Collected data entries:
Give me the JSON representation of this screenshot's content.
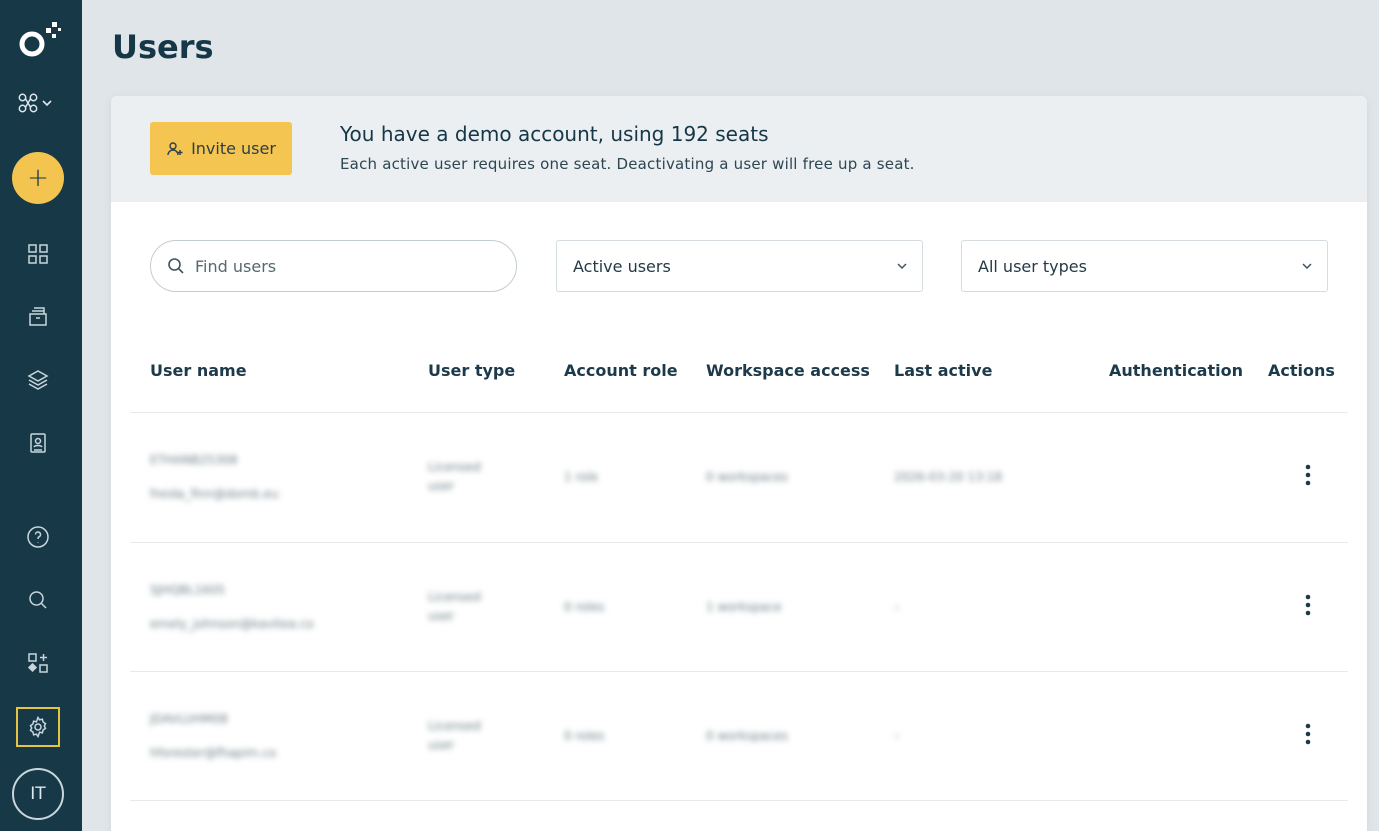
{
  "sidebar": {
    "avatar_initials": "IT",
    "add_label": "+"
  },
  "page": {
    "title": "Users"
  },
  "banner": {
    "invite_label": "Invite user",
    "title": "You have a demo account, using 192 seats",
    "subtitle": "Each active user requires one seat. Deactivating a user will free up a seat."
  },
  "filters": {
    "search_placeholder": "Find users",
    "status_value": "Active users",
    "type_value": "All user types"
  },
  "table": {
    "columns": [
      "User name",
      "User type",
      "Account role",
      "Workspace access",
      "Last active",
      "Authentication",
      "Actions"
    ],
    "rows": [
      {
        "name": "ETHANB25308",
        "email": "freida_finn@domb.eu",
        "type_line1": "Licensed",
        "type_line2": "user",
        "role": "1 role",
        "workspace": "0 workspaces",
        "last_active": "2026-03-20 13:18"
      },
      {
        "name": "SJHQBL1605",
        "email": "emely_johnson@kavitea.co",
        "type_line1": "Licensed",
        "type_line2": "user",
        "role": "0 roles",
        "workspace": "1 workspace",
        "last_active": "–"
      },
      {
        "name": "JDAVLUHM08",
        "email": "hforester@fhapim.co",
        "type_line1": "Licensed",
        "type_line2": "user",
        "role": "0 roles",
        "workspace": "0 workspaces",
        "last_active": "–"
      }
    ]
  }
}
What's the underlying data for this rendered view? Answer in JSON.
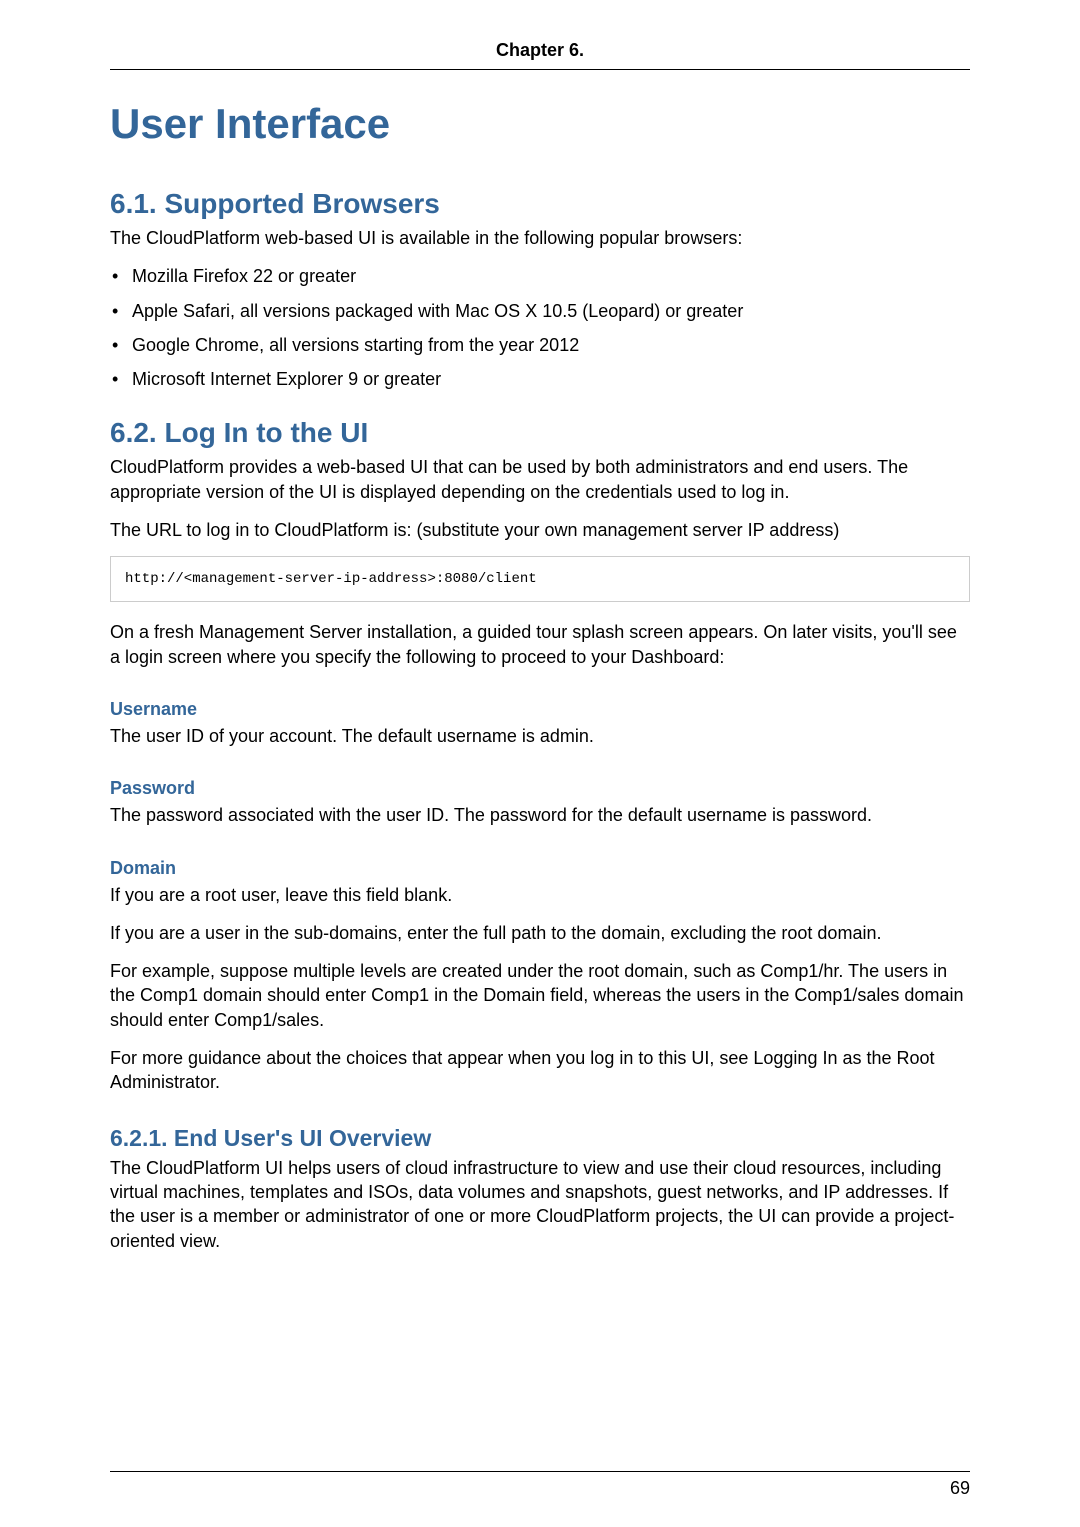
{
  "header": {
    "chapter_label": "Chapter 6."
  },
  "title": "User Interface",
  "sec61": {
    "heading": "6.1. Supported Browsers",
    "intro": "The CloudPlatform web-based UI is available in the following popular browsers:",
    "items": [
      "Mozilla Firefox 22 or greater",
      "Apple Safari, all versions packaged with Mac OS X 10.5 (Leopard) or greater",
      "Google Chrome, all versions starting from the year 2012",
      "Microsoft Internet Explorer 9 or greater"
    ]
  },
  "sec62": {
    "heading": "6.2. Log In to the UI",
    "p1": "CloudPlatform provides a web-based UI that can be used by both administrators and end users. The appropriate version of the UI is displayed depending on the credentials used to log in.",
    "p2": "The URL to log in to CloudPlatform is: (substitute your own management server IP address)",
    "code": "http://<management-server-ip-address>:8080/client",
    "p3": "On a fresh Management Server installation, a guided tour splash screen appears. On later visits, you'll see a login screen where you specify the following to proceed to your Dashboard:",
    "username_h": "Username",
    "username_p": "The user ID of your account. The default username is admin.",
    "password_h": "Password",
    "password_p": "The password associated with the user ID. The password for the default username is password.",
    "domain_h": "Domain",
    "domain_p1": "If you are a root user, leave this field blank.",
    "domain_p2": "If you are a user in the sub-domains, enter the full path to the domain, excluding the root domain.",
    "domain_p3": "For example, suppose multiple levels are created under the root domain, such as Comp1/hr. The users in the Comp1 domain should enter Comp1 in the Domain field, whereas the users in the Comp1/sales domain should enter Comp1/sales.",
    "domain_p4": "For more guidance about the choices that appear when you log in to this UI, see Logging In as the Root Administrator."
  },
  "sec621": {
    "heading": "6.2.1. End User's UI Overview",
    "p1": "The CloudPlatform UI helps users of cloud infrastructure to view and use their cloud resources, including virtual machines, templates and ISOs, data volumes and snapshots, guest networks, and IP addresses. If the user is a member or administrator of one or more CloudPlatform projects, the UI can provide a project-oriented view."
  },
  "footer": {
    "page_number": "69"
  }
}
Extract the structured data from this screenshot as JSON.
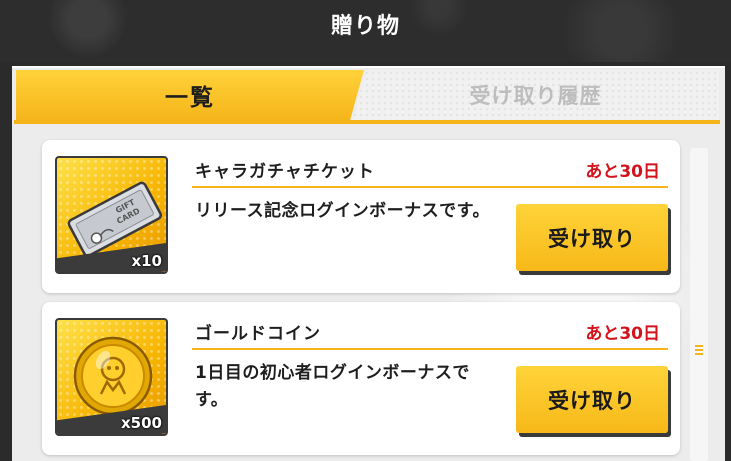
{
  "header": {
    "title": "贈り物"
  },
  "tabs": [
    {
      "label": "一覧",
      "active": true
    },
    {
      "label": "受け取り履歴",
      "active": false
    }
  ],
  "gifts": [
    {
      "name": "キャラガチャチケット",
      "expiry": "あと30日",
      "description": "リリース記念ログインボーナスです。",
      "quantity": "x10",
      "icon": "gift-card-ticket-icon",
      "button_label": "受け取り"
    },
    {
      "name": "ゴールドコイン",
      "expiry": "あと30日",
      "description": "1日目の初心者ログインボーナスです。",
      "quantity": "x500",
      "icon": "gold-coin-icon",
      "button_label": "受け取り"
    }
  ],
  "colors": {
    "accent": "#f5b51a",
    "expiry": "#d3131c",
    "header_bg": "#2d2d2d",
    "panel_bg": "#ececec"
  }
}
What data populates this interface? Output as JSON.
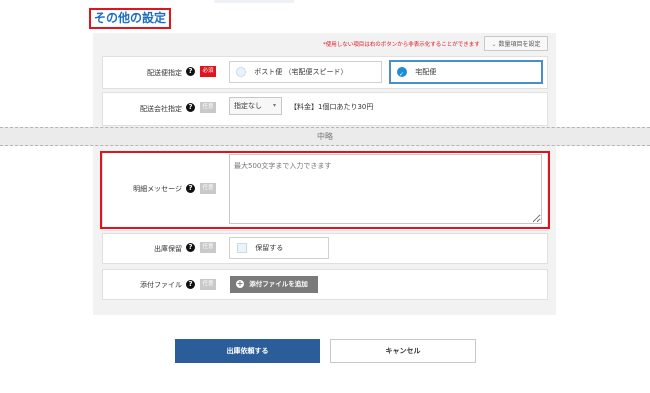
{
  "section": {
    "title": "その他の設定"
  },
  "top_note": "*使用しない項目は右のボタンから非表示化することができます",
  "settings_button": {
    "label": "数量項目を設定",
    "icon": "chevron-down-icon"
  },
  "badges": {
    "required": "必須",
    "optional": "任意"
  },
  "help_icon": "?",
  "delivery_method": {
    "label": "配送便指定",
    "options": [
      {
        "label": "ポスト便 （宅配便スピード）",
        "selected": false
      },
      {
        "label": "宅配便",
        "selected": true
      }
    ]
  },
  "carrier": {
    "label": "配送会社指定",
    "select_value": "指定なし",
    "fee_note": "【料金】1個口あたり30円"
  },
  "omitted_label": "中略",
  "message": {
    "label": "明細メッセージ",
    "placeholder": "最大500文字まで入力できます"
  },
  "hold": {
    "label": "出庫保留",
    "checkbox_label": "保留する",
    "checked": false
  },
  "attachment": {
    "label": "添付ファイル",
    "button_label": "添付ファイルを追加"
  },
  "footer": {
    "submit_label": "出庫依頼する",
    "cancel_label": "キャンセル"
  },
  "colors": {
    "accent_red": "#e0141e",
    "primary_blue": "#2b5d9b",
    "radio_selected": "#1f8dd6",
    "title_blue": "#1a6fc4"
  }
}
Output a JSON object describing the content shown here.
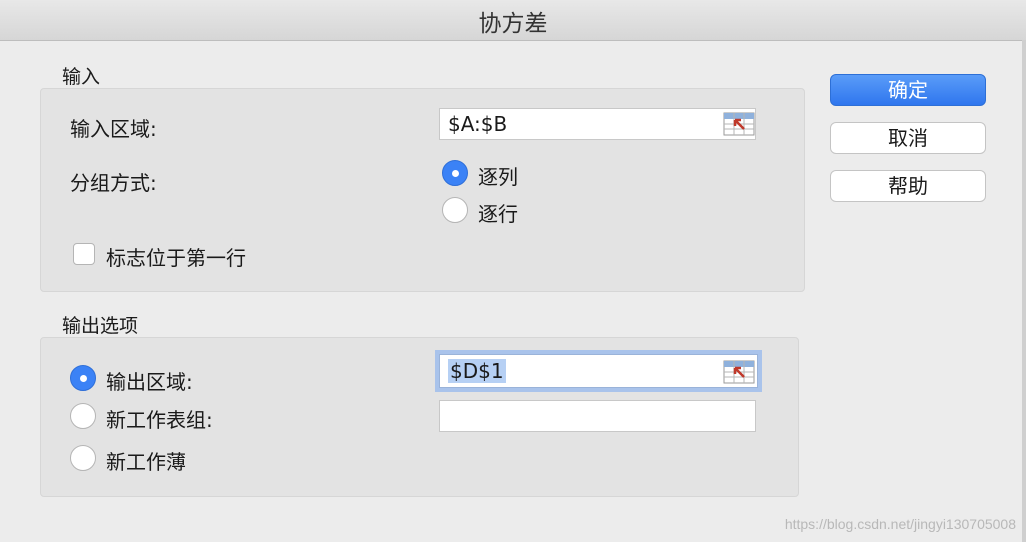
{
  "window": {
    "title": "协方差"
  },
  "input_section": {
    "label": "输入",
    "range_label": "输入区域:",
    "range_value": "$A:$B",
    "group_label": "分组方式:",
    "group_options": [
      "逐列",
      "逐行"
    ],
    "group_selected": "逐列",
    "labels_checkbox": "标志位于第一行",
    "labels_checked": false
  },
  "output_section": {
    "label": "输出选项",
    "options": [
      "输出区域:",
      "新工作表组:",
      "新工作薄"
    ],
    "selected": "输出区域:",
    "output_range_value": "$D$1",
    "new_sheet_value": ""
  },
  "buttons": {
    "ok": "确定",
    "cancel": "取消",
    "help": "帮助"
  },
  "watermark": "https://blog.csdn.net/jingyi130705008",
  "icons": {
    "range_picker": "range-select-icon"
  },
  "colors": {
    "accent": "#3b82f6",
    "focus_ring": "#a9c3eb"
  }
}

__Exercise requirements__: Transcribe all the records above word for word, without their images.

__Output of the exercise__:
Give me the JSON representation of this screenshot's content.
{
  "sidebar": {
    "avatar_initials": "IT",
    "add_label": "+"
  },
  "page": {
    "title": "Users"
  },
  "banner": {
    "invite_label": "Invite user",
    "title": "You have a demo account, using 192 seats",
    "subtitle": "Each active user requires one seat. Deactivating a user will free up a seat."
  },
  "filters": {
    "search_placeholder": "Find users",
    "status_value": "Active users",
    "type_value": "All user types"
  },
  "table": {
    "columns": [
      "User name",
      "User type",
      "Account role",
      "Workspace access",
      "Last active",
      "Authentication",
      "Actions"
    ],
    "rows": [
      {
        "name": "ETHANB25308",
        "email": "freida_finn@domb.eu",
        "type_line1": "Licensed",
        "type_line2": "user",
        "role": "1 role",
        "workspace": "0 workspaces",
        "last_active": "2026-03-20 13:18"
      },
      {
        "name": "SJHQBL1605",
        "email": "emely_johnson@kavitea.co",
        "type_line1": "Licensed",
        "type_line2": "user",
        "role": "0 roles",
        "workspace": "1 workspace",
        "last_active": "–"
      },
      {
        "name": "JDAVLUHM08",
        "email": "hforester@fhapim.co",
        "type_line1": "Licensed",
        "type_line2": "user",
        "role": "0 roles",
        "workspace": "0 workspaces",
        "last_active": "–"
      }
    ]
  }
}
What's the underlying data for this rendered view? Answer in JSON.
{
  "header": {
    "chapter_label": "Chapter 6."
  },
  "title": "User Interface",
  "sec61": {
    "heading": "6.1. Supported Browsers",
    "intro": "The CloudPlatform web-based UI is available in the following popular browsers:",
    "items": [
      "Mozilla Firefox 22 or greater",
      "Apple Safari, all versions packaged with Mac OS X 10.5 (Leopard) or greater",
      "Google Chrome, all versions starting from the year 2012",
      "Microsoft Internet Explorer 9 or greater"
    ]
  },
  "sec62": {
    "heading": "6.2. Log In to the UI",
    "p1": "CloudPlatform provides a web-based UI that can be used by both administrators and end users. The appropriate version of the UI is displayed depending on the credentials used to log in.",
    "p2": "The URL to log in to CloudPlatform is: (substitute your own management server IP address)",
    "code": "http://<management-server-ip-address>:8080/client",
    "p3": "On a fresh Management Server installation, a guided tour splash screen appears. On later visits, you'll see a login screen where you specify the following to proceed to your Dashboard:",
    "username_h": "Username",
    "username_p": "The user ID of your account. The default username is admin.",
    "password_h": "Password",
    "password_p": "The password associated with the user ID. The password for the default username is password.",
    "domain_h": "Domain",
    "domain_p1": "If you are a root user, leave this field blank.",
    "domain_p2": "If you are a user in the sub-domains, enter the full path to the domain, excluding the root domain.",
    "domain_p3": "For example, suppose multiple levels are created under the root domain, such as Comp1/hr. The users in the Comp1 domain should enter Comp1 in the Domain field, whereas the users in the Comp1/sales domain should enter Comp1/sales.",
    "domain_p4": "For more guidance about the choices that appear when you log in to this UI, see Logging In as the Root Administrator."
  },
  "sec621": {
    "heading": "6.2.1. End User's UI Overview",
    "p1": "The CloudPlatform UI helps users of cloud infrastructure to view and use their cloud resources, including virtual machines, templates and ISOs, data volumes and snapshots, guest networks, and IP addresses. If the user is a member or administrator of one or more CloudPlatform projects, the UI can provide a project-oriented view."
  },
  "footer": {
    "page_number": "69"
  }
}
Extract the structured data from this screenshot as JSON.
{
  "header": {
    "title": "贈り物"
  },
  "tabs": [
    {
      "label": "一覧",
      "active": true
    },
    {
      "label": "受け取り履歴",
      "active": false
    }
  ],
  "gifts": [
    {
      "name": "キャラガチャチケット",
      "expiry": "あと30日",
      "description": "リリース記念ログインボーナスです。",
      "quantity": "x10",
      "icon": "gift-card-ticket-icon",
      "button_label": "受け取り"
    },
    {
      "name": "ゴールドコイン",
      "expiry": "あと30日",
      "description": "1日目の初心者ログインボーナスです。",
      "quantity": "x500",
      "icon": "gold-coin-icon",
      "button_label": "受け取り"
    }
  ],
  "colors": {
    "accent": "#f5b51a",
    "expiry": "#d3131c",
    "header_bg": "#2d2d2d",
    "panel_bg": "#ececec"
  }
}
What data populates this interface? Output as JSON.
{
  "section": {
    "title": "その他の設定"
  },
  "top_note": "*使用しない項目は右のボタンから非表示化することができます",
  "settings_button": {
    "label": "数量項目を設定",
    "icon": "chevron-down-icon"
  },
  "badges": {
    "required": "必須",
    "optional": "任意"
  },
  "help_icon": "?",
  "delivery_method": {
    "label": "配送便指定",
    "options": [
      {
        "label": "ポスト便 （宅配便スピード）",
        "selected": false
      },
      {
        "label": "宅配便",
        "selected": true
      }
    ]
  },
  "carrier": {
    "label": "配送会社指定",
    "select_value": "指定なし",
    "fee_note": "【料金】1個口あたり30円"
  },
  "omitted_label": "中略",
  "message": {
    "label": "明細メッセージ",
    "placeholder": "最大500文字まで入力できます"
  },
  "hold": {
    "label": "出庫保留",
    "checkbox_label": "保留する",
    "checked": false
  },
  "attachment": {
    "label": "添付ファイル",
    "button_label": "添付ファイルを追加"
  },
  "footer": {
    "submit_label": "出庫依頼する",
    "cancel_label": "キャンセル"
  },
  "colors": {
    "accent_red": "#e0141e",
    "primary_blue": "#2b5d9b",
    "radio_selected": "#1f8dd6",
    "title_blue": "#1a6fc4"
  }
}
Output a JSON object describing the content shown here.
{
  "window": {
    "title": "协方差"
  },
  "input_section": {
    "label": "输入",
    "range_label": "输入区域:",
    "range_value": "$A:$B",
    "group_label": "分组方式:",
    "group_options": [
      "逐列",
      "逐行"
    ],
    "group_selected": "逐列",
    "labels_checkbox": "标志位于第一行",
    "labels_checked": false
  },
  "output_section": {
    "label": "输出选项",
    "options": [
      "输出区域:",
      "新工作表组:",
      "新工作薄"
    ],
    "selected": "输出区域:",
    "output_range_value": "$D$1",
    "new_sheet_value": ""
  },
  "buttons": {
    "ok": "确定",
    "cancel": "取消",
    "help": "帮助"
  },
  "watermark": "https://blog.csdn.net/jingyi130705008",
  "icons": {
    "range_picker": "range-select-icon"
  },
  "colors": {
    "accent": "#3b82f6",
    "focus_ring": "#a9c3eb"
  }
}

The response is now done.